## DATA FOR THE TASK:
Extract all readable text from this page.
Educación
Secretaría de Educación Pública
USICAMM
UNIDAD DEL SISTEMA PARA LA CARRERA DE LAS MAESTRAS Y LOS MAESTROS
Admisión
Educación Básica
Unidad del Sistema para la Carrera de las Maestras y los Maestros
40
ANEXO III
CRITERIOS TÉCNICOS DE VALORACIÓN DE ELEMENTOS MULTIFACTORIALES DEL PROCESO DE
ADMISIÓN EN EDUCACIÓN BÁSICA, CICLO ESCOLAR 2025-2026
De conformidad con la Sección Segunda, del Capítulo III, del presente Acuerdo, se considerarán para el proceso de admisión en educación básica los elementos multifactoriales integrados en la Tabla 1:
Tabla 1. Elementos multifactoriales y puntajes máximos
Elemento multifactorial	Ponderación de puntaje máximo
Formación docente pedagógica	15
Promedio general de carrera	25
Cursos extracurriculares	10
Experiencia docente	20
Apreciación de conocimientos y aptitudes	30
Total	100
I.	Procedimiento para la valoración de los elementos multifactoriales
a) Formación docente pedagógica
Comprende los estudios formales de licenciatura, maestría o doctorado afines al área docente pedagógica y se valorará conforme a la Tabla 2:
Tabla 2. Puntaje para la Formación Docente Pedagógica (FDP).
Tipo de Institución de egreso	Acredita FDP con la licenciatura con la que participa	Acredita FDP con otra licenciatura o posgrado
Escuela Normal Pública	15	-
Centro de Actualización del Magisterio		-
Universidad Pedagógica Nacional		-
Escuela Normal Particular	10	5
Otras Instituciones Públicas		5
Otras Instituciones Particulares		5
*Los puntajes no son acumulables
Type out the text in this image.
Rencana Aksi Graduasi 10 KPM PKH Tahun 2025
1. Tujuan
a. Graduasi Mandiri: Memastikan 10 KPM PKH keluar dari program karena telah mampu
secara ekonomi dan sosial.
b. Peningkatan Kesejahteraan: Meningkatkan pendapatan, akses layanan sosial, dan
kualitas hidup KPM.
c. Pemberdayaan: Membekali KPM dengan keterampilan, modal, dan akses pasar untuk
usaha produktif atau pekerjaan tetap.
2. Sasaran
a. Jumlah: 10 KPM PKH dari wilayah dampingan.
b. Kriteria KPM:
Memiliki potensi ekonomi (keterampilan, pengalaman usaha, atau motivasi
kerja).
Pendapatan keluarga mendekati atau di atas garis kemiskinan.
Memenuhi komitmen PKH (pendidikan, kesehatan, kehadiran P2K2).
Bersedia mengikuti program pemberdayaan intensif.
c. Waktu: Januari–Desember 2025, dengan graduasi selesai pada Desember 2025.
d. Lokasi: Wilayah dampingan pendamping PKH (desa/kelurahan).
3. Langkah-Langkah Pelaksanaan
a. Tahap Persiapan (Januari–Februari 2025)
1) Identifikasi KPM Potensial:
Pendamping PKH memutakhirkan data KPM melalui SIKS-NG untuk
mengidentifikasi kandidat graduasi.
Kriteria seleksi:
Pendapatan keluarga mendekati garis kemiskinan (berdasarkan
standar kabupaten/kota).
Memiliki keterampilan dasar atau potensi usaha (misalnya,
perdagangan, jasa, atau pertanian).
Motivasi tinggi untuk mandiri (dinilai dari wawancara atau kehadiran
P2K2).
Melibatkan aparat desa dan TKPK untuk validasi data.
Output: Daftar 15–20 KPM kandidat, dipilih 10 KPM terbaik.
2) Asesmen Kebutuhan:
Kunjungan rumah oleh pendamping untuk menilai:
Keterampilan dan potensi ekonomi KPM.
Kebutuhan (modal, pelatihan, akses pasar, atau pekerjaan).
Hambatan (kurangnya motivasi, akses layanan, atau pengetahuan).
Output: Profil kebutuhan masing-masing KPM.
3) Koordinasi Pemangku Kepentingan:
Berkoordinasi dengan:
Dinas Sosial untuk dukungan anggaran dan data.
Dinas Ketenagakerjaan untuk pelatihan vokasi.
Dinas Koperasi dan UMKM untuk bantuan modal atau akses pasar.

## WORK INSTRUCTIONS:
All records above must be set down exactly, please.

## SOLUTION BELOW:
Extract all readable text from this page.
Educación
Secretaría de Educación Pública
USICAMM
UNIDAD DEL SISTEMA PARA LA CARRERA DE LAS MAESTRAS Y LOS MAESTROS
Admisión
Educación Básica
Unidad del Sistema para la Carrera de las Maestras y los Maestros
40
ANEXO III
CRITERIOS TÉCNICOS DE VALORACIÓN DE ELEMENTOS MULTIFACTORIALES DEL PROCESO DE
ADMISIÓN EN EDUCACIÓN BÁSICA, CICLO ESCOLAR 2025-2026
De conformidad con la Sección Segunda, del Capítulo III, del presente Acuerdo, se considerarán para el proceso de admisión en educación básica los elementos multifactoriales integrados en la Tabla 1:
Tabla 1. Elementos multifactoriales y puntajes máximos
Elemento multifactorial	Ponderación de puntaje máximo
Formación docente pedagógica	15
Promedio general de carrera	25
Cursos extracurriculares	10
Experiencia docente	20
Apreciación de conocimientos y aptitudes	30
Total	100
I.	Procedimiento para la valoración de los elementos multifactoriales
a) Formación docente pedagógica
Comprende los estudios formales de licenciatura, maestría o doctorado afines al área docente pedagógica y se valorará conforme a la Tabla 2:
Tabla 2. Puntaje para la Formación Docente Pedagógica (FDP).
Tipo de Institución de egreso	Acredita FDP con la licenciatura con la que participa	Acredita FDP con otra licenciatura o posgrado
Escuela Normal Pública	15	-
Centro de Actualización del Magisterio		-
Universidad Pedagógica Nacional		-
Escuela Normal Particular	10	5
Otras Instituciones Públicas		5
Otras Instituciones Particulares		5
*Los puntajes no son acumulables
Type out the text in this image.
Rencana Aksi Graduasi 10 KPM PKH Tahun 2025
1. Tujuan
a. Graduasi Mandiri: Memastikan 10 KPM PKH keluar dari program karena telah mampu
secara ekonomi dan sosial.
b. Peningkatan Kesejahteraan: Meningkatkan pendapatan, akses layanan sosial, dan
kualitas hidup KPM.
c. Pemberdayaan: Membekali KPM dengan keterampilan, modal, dan akses pasar untuk
usaha produktif atau pekerjaan tetap.
2. Sasaran
a. Jumlah: 10 KPM PKH dari wilayah dampingan.
b. Kriteria KPM:
Memiliki potensi ekonomi (keterampilan, pengalaman usaha, atau motivasi
kerja).
Pendapatan keluarga mendekati atau di atas garis kemiskinan.
Memenuhi komitmen PKH (pendidikan, kesehatan, kehadiran P2K2).
Bersedia mengikuti program pemberdayaan intensif.
c. Waktu: Januari–Desember 2025, dengan graduasi selesai pada Desember 2025.
d. Lokasi: Wilayah dampingan pendamping PKH (desa/kelurahan).
3. Langkah-Langkah Pelaksanaan
a. Tahap Persiapan (Januari–Februari 2025)
1) Identifikasi KPM Potensial:
Pendamping PKH memutakhirkan data KPM melalui SIKS-NG untuk
mengidentifikasi kandidat graduasi.
Kriteria seleksi:
Pendapatan keluarga mendekati garis kemiskinan (berdasarkan
standar kabupaten/kota).
Memiliki keterampilan dasar atau potensi usaha (misalnya,
perdagangan, jasa, atau pertanian).
Motivasi tinggi untuk mandiri (dinilai dari wawancara atau kehadiran
P2K2).
Melibatkan aparat desa dan TKPK untuk validasi data.
Output: Daftar 15–20 KPM kandidat, dipilih 10 KPM terbaik.
2) Asesmen Kebutuhan:
Kunjungan rumah oleh pendamping untuk menilai:
Keterampilan dan potensi ekonomi KPM.
Kebutuhan (modal, pelatihan, akses pasar, atau pekerjaan).
Hambatan (kurangnya motivasi, akses layanan, atau pengetahuan).
Output: Profil kebutuhan masing-masing KPM.
3) Koordinasi Pemangku Kepentingan:
Berkoordinasi dengan:
Dinas Sosial untuk dukungan anggaran dan data.
Dinas Ketenagakerjaan untuk pelatihan vokasi.
Dinas Koperasi dan UMKM untuk bantuan modal atau akses pasar.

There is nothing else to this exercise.